# Red, ruby or pink eyes?



## lalalauren (Jul 3, 2013)

I'm not sure on the difference between the red eyed rats and am wondering if anyone can tell me what colour eyes my Jefferson has?

























Is there a difference in eyesight between the pink and ruby eyes? And if anyone is able to share pictures of their own rats showing the difference in the tone of red eye colour, id be very interested!


Sent from Petguide.com Free App


----------



## nanashi7 (Jun 5, 2013)

I'd say pink. 
http://paperheartrats.com/eyecolors.html

Pink eyes have the worst vision, while ruby is better. Ruby and red deteriorate due to light exposure though. 


Sent from Petguide.com Free App


----------



## lalalauren (Jul 3, 2013)

Thanks! I had been looking for a website like that!

I've not noticed much difference between the way Jefferson acts compared to the black eyed rats, but I guess he sniffs around a lot more and I've seen his ears twitch which I've never noticed before. My boyfriend also loves the head tilt thing, but we don't see that too often.

However, his eyesight might explain the fact that he's always a bit crazy in the first 10 minute of being out, but when he realises he's safe, he's quite cuddly and sticks close. Bless :3


Sent from Petguide.com Free App


----------



## Bekkah2594 (Sep 14, 2013)

I'd say pink too  just want to add that he is gorgeous! I live in the UK and dont see many Siamese/Himalayan colourations 


Sent from Petguide.com Free App


----------



## Rat Daddy (Sep 25, 2011)

Basically keep him out of direct sunlight or very bright light as this can cause his vision to deteriorate. Aside from that it's best to speak to him and let him sniff you before handling him so he knows it's you.


----------



## Crezzard (Jul 20, 2013)

I'm in the uk and have 3 Siamese. 2 with pink eyes who very clearly have impaired vision xx


Sent from Petguide.com Free App


----------



## lalalauren (Jul 3, 2013)

Going to try and bond well with him while he's young and I presume his eyes are at their best (so far so good...he had a two hour nap on me earlier). I really don't see much difference in behaviour compared to my other boys right now, but I'll be aware of any changes that may occur in the future!


Sent from Petguide.com Free App


----------



## Rat Daddy (Sep 25, 2011)

Rat eyesight is a very strange thing. We had a rat that could navigate perfectly well outdoors and recognize people she knew from pretty large distances. Basically, what's been written about rat eyesight is correct as it is a general statement... like humans have 20 x 20 eyesight, which as I wear glasses I most certainly don't have. There was someone with a pink eyed white shoulder rat here a while back. Because pew rats have such bad eyesight that should have been impossible... but yet there was one.

• [Data]

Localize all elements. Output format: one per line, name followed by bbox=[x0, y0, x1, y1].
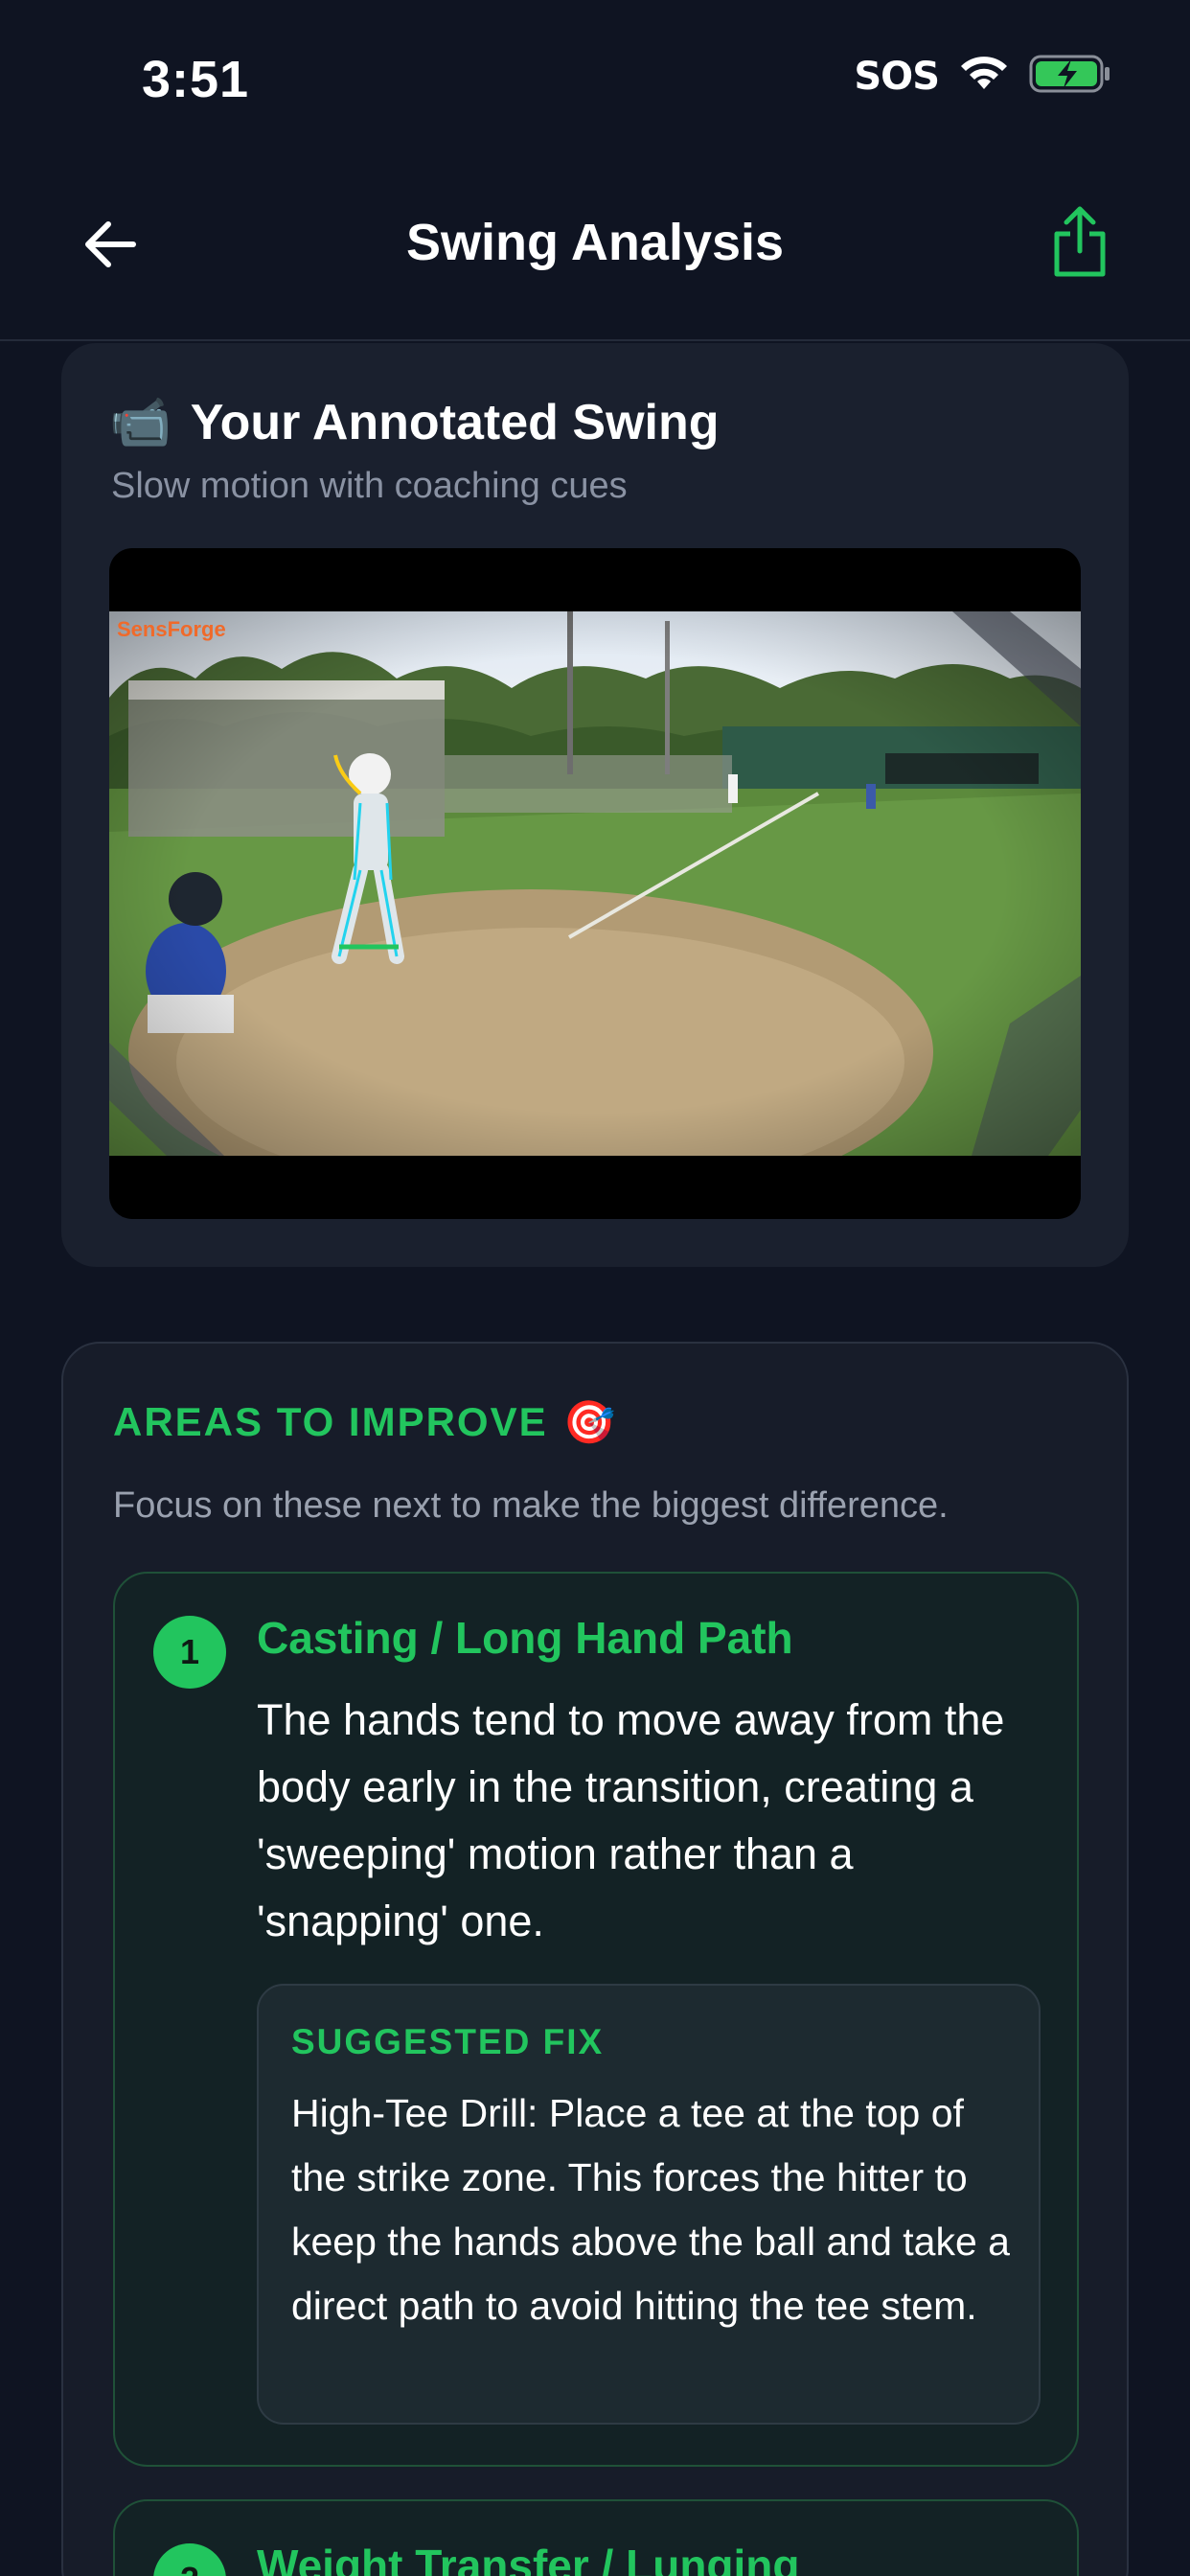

• [Set problem A]
From the thread on rat eye colors, extract the passage between "# Red, ruby" and "my Jefferson has?", inclusive.
• [Set problem B]
Continue the forum thread about rat eye colors from the point where it stops.
None of the material is needed here.

• [Answer A]
# Red, ruby or pink eyes?



## lalalauren (Jul 3, 2013)

I'm not sure on the difference between the red eyed rats and am wondering if anyone can tell me what colour eyes my Jefferson has?

• [Answer B]
I would test your rats eyesight and see how it really is, but as he has light eyes I'd still keep him out of bright sunlight just to protect whatever eyesight he has. I might note I had a pink eyed mouse as a child that I took outdoors often and it never went blind or had any issues with it's vision as best as I recall... still better safe than sorry.


----------



## nanashi7 (Jun 5, 2013)

My ruby eyed kits were dandy as babes, but now six months later I'm seeing head swaying and a reliance on the other senses. They don't like movement that is sudden or on the fringes of sight. They do like to sit in the window and stare out. 

Their mother whose ruby eyed, on the other hand, seems to have hit stasis. She doesn't get worse or better in her vision. She's a sweetie who only takes offense at things coming into her cage that haven't introduced themselves or aren't me. 


Sent from Petguide.com Free App


----------



## Gannyaan (Dec 7, 2012)

He might not have any behaviour differences . I only notice a difference with how quickly you can approach my babies with red or ruby eyes... They don't like random quick hands approaching them and become startled. If you're slower it's just fine 

Although I do know A PEW with the lightest eyes I've ever seen , and very clearly poor eye sight. , but he is so confident that he never gets concerned about any random hands coming from the sky ... I wonder if it's just the laid back male difference...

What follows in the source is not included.